Provided data:
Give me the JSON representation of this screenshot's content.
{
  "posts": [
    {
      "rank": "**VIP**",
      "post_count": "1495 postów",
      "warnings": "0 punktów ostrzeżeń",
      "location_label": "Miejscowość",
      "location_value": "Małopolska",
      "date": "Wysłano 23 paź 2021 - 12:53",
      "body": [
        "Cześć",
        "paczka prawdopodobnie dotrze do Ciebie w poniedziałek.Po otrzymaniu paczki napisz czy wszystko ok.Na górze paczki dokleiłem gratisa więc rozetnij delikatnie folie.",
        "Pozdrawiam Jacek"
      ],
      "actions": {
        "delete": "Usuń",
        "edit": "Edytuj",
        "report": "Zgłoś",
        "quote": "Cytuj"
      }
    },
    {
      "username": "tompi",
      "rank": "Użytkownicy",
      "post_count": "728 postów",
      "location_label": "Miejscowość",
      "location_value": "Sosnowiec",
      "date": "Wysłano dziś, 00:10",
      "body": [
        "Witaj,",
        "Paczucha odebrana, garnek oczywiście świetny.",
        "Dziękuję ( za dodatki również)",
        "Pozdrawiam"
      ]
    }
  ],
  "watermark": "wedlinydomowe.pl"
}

==

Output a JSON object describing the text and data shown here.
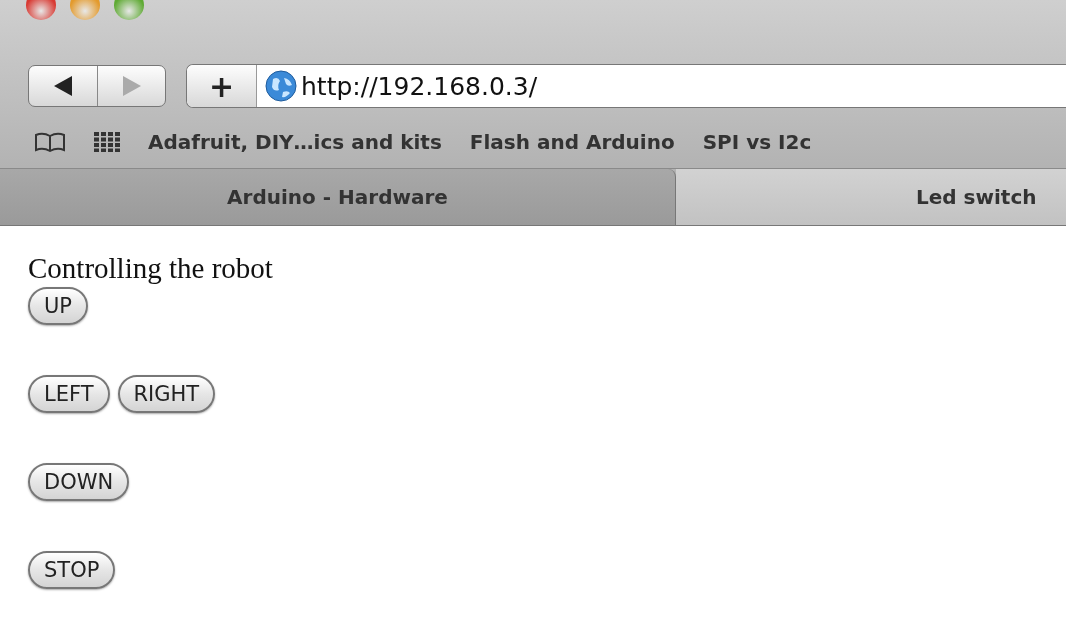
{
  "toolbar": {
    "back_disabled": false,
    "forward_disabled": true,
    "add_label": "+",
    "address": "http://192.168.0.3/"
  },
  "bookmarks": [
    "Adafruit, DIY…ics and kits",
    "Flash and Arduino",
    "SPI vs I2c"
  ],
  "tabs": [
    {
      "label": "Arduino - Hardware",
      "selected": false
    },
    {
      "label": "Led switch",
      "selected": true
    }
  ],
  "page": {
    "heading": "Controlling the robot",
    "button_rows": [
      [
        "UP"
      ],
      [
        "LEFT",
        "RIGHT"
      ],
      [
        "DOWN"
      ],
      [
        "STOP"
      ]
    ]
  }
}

Challenge: List all lines where "true" occurs.

Completed exercise:
    "forward_disabled": true,
      "selected": true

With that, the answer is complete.